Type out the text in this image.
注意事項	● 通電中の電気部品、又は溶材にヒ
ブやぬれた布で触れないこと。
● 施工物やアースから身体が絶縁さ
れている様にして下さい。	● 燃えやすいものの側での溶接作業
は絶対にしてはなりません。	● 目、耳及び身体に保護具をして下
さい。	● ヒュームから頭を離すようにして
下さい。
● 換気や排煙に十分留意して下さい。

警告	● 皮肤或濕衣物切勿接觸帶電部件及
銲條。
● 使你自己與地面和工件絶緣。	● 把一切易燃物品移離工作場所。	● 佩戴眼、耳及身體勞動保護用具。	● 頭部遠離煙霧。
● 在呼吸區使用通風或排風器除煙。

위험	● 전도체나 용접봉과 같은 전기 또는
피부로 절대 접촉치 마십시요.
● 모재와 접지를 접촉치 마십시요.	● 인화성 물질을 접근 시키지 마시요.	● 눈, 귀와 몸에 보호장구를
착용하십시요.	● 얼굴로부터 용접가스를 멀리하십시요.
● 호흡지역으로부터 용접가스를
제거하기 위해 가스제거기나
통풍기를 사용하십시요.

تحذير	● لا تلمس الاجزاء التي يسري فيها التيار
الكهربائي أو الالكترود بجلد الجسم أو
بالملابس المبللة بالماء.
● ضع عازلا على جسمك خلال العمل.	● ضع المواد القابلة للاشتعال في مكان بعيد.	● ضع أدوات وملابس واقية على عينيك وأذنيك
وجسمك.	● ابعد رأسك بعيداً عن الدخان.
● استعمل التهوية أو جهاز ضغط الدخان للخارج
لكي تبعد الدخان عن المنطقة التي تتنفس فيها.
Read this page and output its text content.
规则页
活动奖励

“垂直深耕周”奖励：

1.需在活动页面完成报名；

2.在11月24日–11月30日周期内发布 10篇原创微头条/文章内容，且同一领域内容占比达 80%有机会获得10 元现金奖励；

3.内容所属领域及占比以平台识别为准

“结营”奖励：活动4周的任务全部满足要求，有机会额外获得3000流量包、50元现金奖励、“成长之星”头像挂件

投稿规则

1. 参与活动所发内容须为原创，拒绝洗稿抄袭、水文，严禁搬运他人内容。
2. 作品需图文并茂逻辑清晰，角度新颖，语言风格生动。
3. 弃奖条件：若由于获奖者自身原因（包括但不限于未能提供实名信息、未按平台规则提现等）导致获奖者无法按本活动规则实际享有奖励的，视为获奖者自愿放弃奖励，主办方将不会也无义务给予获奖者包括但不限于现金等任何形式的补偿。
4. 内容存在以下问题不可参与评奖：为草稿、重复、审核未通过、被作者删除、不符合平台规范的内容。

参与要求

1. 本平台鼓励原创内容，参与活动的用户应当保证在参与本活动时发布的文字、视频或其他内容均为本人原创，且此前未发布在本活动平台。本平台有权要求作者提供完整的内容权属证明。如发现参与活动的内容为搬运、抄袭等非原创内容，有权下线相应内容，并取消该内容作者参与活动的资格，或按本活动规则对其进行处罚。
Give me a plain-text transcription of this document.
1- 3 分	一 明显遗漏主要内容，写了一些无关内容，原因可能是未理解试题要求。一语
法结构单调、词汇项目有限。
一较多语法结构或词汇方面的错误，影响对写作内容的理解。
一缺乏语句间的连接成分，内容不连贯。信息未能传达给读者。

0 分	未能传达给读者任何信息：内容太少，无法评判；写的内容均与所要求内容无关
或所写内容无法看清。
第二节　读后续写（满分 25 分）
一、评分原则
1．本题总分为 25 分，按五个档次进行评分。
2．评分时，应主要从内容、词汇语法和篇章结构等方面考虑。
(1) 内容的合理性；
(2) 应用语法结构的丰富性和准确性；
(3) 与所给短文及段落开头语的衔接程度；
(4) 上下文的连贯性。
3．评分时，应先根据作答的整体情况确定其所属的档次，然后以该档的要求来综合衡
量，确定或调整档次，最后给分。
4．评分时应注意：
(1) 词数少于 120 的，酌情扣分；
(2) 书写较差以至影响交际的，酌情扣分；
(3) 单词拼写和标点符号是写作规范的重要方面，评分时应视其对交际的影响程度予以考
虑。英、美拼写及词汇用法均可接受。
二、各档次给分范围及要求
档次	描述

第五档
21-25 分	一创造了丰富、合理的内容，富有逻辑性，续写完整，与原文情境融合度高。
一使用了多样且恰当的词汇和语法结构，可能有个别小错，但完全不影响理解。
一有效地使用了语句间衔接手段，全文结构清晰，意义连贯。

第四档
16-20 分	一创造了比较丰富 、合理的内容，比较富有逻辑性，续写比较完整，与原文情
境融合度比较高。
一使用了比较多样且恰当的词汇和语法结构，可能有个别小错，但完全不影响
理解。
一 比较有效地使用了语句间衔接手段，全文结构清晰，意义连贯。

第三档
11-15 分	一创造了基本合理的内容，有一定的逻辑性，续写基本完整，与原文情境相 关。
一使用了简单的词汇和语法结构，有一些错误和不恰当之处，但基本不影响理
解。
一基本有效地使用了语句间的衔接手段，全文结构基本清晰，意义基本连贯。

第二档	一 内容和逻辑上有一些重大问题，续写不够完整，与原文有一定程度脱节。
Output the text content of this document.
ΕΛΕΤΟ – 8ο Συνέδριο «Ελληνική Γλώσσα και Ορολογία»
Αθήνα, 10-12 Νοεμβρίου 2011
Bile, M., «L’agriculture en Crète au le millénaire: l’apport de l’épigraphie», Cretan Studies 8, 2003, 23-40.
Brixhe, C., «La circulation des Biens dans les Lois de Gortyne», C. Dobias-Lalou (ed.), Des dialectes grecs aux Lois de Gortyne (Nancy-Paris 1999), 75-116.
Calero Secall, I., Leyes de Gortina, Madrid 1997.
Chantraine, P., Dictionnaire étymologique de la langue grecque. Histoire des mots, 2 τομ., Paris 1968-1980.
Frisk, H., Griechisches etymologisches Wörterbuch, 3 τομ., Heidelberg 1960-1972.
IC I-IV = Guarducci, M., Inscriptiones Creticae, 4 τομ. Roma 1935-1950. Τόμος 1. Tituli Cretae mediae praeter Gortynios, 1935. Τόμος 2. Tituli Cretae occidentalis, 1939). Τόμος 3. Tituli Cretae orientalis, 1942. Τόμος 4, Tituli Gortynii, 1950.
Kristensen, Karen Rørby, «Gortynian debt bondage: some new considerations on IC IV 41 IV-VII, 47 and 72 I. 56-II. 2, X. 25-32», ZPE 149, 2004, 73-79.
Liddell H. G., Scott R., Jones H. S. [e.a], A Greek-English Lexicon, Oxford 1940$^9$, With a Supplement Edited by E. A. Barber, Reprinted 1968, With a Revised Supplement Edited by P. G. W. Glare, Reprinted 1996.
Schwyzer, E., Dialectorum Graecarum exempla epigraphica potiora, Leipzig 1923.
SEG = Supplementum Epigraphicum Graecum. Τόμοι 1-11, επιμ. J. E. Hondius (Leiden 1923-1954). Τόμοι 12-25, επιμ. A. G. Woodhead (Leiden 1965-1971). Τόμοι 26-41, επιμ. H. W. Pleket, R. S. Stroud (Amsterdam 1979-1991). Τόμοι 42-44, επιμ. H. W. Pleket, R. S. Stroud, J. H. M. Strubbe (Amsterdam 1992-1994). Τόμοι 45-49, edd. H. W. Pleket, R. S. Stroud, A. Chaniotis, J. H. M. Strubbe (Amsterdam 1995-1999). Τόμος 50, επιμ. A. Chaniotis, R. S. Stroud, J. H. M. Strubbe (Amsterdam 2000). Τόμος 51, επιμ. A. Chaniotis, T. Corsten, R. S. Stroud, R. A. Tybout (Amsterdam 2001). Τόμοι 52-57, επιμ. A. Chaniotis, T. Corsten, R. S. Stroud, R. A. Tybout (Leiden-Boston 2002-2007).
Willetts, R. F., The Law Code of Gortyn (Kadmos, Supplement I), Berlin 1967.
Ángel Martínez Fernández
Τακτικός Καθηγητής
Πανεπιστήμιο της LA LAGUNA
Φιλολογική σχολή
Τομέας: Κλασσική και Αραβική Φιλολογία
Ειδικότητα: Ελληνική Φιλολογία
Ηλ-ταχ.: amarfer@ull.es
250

· · · ·

### [TASK REQUIREMENTS]
From the entries above, copy every line that holds the word "الدخان".

### [COMPLETED TASK]
وجسمك.	● ابعد رأسك بعيداً عن الدخان.
● استعمل التهوية أو جهاز ضغط الدخان للخارج
لكي تبعد الدخان عن المنطقة التي تتنفس فيها.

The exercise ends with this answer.